**STATED EXERCISE**
Count how many lines hold the word "sentences" and give that number as the whole answer.

___

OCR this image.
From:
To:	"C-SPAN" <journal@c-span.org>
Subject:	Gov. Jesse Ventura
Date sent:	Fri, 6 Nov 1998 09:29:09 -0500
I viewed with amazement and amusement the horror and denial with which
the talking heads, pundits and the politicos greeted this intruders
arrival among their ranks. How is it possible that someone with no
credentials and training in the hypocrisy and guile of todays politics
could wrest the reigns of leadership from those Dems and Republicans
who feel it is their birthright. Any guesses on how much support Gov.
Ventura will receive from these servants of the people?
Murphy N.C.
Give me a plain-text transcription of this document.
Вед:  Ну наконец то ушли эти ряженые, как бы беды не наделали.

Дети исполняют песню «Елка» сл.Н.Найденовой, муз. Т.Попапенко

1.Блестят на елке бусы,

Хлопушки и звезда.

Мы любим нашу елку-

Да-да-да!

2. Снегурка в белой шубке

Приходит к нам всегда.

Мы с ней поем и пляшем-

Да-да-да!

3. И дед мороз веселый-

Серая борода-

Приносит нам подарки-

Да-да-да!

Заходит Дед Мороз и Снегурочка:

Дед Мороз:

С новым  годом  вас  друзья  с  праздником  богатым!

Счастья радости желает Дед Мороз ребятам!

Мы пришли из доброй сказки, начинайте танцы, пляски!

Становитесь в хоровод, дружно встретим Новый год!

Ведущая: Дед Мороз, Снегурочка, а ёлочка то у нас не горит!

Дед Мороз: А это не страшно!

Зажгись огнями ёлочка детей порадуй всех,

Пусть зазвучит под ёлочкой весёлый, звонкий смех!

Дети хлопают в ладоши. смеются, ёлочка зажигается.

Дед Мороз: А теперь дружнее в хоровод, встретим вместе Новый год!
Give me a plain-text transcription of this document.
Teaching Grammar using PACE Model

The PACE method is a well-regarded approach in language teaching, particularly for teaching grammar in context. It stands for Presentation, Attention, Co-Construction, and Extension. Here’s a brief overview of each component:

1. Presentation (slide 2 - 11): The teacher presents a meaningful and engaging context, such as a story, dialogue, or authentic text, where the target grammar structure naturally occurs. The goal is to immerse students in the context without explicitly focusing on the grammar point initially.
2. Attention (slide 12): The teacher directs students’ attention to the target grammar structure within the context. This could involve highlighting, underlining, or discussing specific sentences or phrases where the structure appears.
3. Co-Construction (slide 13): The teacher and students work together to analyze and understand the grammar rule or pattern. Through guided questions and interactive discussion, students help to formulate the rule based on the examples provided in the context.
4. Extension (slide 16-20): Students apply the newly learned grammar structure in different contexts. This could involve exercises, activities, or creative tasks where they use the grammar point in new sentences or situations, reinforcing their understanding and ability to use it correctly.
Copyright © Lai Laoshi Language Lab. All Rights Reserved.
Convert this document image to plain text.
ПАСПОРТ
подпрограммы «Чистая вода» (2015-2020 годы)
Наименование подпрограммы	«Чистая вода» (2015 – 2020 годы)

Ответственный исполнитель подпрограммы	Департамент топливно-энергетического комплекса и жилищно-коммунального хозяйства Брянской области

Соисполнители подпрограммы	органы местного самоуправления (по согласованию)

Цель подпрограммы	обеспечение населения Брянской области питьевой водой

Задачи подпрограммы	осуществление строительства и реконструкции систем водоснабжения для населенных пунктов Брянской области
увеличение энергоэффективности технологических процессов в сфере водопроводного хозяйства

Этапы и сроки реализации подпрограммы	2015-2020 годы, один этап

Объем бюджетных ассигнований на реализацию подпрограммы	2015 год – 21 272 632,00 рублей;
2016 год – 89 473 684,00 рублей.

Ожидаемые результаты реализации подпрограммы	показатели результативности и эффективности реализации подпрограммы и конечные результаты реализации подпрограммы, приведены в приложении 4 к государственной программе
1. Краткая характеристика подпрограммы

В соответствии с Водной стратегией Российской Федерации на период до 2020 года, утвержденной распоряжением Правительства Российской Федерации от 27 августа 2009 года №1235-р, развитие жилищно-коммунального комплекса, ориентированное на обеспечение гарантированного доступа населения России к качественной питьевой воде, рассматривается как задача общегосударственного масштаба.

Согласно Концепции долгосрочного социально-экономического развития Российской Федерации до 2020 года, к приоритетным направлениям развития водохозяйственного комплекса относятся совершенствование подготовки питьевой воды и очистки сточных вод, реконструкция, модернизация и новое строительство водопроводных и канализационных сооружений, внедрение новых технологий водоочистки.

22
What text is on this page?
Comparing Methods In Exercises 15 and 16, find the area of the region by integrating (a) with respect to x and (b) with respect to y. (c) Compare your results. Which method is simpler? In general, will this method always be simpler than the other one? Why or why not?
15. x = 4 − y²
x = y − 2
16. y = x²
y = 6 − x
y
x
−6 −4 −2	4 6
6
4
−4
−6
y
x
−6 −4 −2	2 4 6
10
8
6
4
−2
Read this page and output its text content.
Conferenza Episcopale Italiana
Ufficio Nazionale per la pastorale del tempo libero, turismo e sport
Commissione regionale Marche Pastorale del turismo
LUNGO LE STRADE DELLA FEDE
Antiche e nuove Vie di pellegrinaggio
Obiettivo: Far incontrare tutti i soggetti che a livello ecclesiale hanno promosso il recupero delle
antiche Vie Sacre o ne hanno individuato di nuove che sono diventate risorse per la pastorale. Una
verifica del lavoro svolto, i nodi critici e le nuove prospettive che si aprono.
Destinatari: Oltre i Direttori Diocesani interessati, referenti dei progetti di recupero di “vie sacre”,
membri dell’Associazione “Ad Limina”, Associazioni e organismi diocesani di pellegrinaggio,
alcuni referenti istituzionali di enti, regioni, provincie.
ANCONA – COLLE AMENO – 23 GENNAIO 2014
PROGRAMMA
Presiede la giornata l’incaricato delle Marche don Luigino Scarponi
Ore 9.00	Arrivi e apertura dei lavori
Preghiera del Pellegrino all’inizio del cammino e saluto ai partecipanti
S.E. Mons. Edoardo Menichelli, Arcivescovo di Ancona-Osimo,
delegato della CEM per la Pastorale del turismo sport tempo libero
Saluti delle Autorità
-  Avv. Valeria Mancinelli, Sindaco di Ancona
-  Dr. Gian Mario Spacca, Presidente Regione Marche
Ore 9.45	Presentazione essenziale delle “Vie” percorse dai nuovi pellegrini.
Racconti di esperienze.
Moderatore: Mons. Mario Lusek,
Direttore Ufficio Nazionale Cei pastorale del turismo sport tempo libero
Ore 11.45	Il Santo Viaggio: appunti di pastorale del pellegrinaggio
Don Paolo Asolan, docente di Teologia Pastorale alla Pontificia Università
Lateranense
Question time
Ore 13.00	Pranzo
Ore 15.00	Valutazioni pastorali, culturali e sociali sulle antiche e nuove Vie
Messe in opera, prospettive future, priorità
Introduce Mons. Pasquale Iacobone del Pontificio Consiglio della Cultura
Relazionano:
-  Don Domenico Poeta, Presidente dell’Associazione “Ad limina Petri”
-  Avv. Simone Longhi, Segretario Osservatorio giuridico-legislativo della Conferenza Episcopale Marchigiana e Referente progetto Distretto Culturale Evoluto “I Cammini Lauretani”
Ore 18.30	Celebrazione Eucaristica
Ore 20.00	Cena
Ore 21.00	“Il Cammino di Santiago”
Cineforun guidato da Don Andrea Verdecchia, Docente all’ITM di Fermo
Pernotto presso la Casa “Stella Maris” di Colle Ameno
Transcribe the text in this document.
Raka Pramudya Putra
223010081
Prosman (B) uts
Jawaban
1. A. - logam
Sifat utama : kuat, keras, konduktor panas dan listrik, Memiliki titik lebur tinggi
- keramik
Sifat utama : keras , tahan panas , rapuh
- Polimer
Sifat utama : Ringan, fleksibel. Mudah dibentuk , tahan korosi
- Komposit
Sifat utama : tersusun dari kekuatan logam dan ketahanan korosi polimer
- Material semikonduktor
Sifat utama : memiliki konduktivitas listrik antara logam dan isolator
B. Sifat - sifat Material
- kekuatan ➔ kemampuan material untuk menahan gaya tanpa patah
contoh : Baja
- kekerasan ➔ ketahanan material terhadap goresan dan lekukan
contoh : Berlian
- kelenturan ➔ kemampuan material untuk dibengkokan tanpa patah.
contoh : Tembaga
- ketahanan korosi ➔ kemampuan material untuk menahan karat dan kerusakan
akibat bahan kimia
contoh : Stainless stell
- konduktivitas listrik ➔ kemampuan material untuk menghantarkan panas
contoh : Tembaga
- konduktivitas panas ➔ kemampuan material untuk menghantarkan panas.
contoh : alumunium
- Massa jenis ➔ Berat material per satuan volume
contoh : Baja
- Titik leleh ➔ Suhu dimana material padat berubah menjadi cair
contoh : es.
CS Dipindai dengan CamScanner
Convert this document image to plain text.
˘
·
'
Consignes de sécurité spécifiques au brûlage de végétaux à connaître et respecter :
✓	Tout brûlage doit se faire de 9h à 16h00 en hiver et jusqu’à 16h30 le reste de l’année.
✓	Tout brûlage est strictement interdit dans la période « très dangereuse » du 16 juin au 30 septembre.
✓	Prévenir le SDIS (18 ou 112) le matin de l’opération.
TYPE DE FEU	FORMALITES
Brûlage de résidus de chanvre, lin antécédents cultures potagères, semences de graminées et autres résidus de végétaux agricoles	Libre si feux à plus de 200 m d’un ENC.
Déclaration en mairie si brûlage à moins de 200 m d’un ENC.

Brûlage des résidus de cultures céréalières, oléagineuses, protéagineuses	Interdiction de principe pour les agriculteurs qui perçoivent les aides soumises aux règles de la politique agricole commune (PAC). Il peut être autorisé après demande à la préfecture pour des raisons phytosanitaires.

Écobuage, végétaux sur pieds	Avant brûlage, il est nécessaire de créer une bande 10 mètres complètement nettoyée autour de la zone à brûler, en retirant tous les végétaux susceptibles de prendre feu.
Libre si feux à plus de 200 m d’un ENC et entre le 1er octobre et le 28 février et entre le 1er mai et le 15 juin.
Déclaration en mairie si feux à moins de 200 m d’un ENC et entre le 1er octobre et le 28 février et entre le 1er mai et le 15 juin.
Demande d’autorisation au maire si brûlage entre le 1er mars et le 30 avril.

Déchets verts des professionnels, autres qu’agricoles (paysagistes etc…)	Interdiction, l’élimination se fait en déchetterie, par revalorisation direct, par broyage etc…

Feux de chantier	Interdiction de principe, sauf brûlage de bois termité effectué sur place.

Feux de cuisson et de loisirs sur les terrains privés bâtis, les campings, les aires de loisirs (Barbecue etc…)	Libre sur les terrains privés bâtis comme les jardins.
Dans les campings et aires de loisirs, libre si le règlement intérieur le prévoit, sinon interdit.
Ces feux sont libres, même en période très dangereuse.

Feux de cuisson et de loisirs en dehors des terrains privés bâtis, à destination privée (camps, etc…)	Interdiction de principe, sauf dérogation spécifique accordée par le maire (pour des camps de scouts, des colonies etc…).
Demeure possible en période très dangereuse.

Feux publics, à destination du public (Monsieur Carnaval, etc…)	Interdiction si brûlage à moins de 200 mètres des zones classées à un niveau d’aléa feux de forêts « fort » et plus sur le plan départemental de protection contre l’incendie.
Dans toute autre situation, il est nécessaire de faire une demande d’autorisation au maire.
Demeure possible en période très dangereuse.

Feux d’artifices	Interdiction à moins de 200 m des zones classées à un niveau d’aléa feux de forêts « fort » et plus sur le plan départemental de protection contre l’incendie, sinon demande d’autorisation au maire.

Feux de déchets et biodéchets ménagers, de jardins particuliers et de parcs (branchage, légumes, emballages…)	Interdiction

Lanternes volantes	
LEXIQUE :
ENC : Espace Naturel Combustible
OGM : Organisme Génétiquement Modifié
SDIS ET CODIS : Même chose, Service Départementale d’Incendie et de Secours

___

**SOLUTION BELOW**
2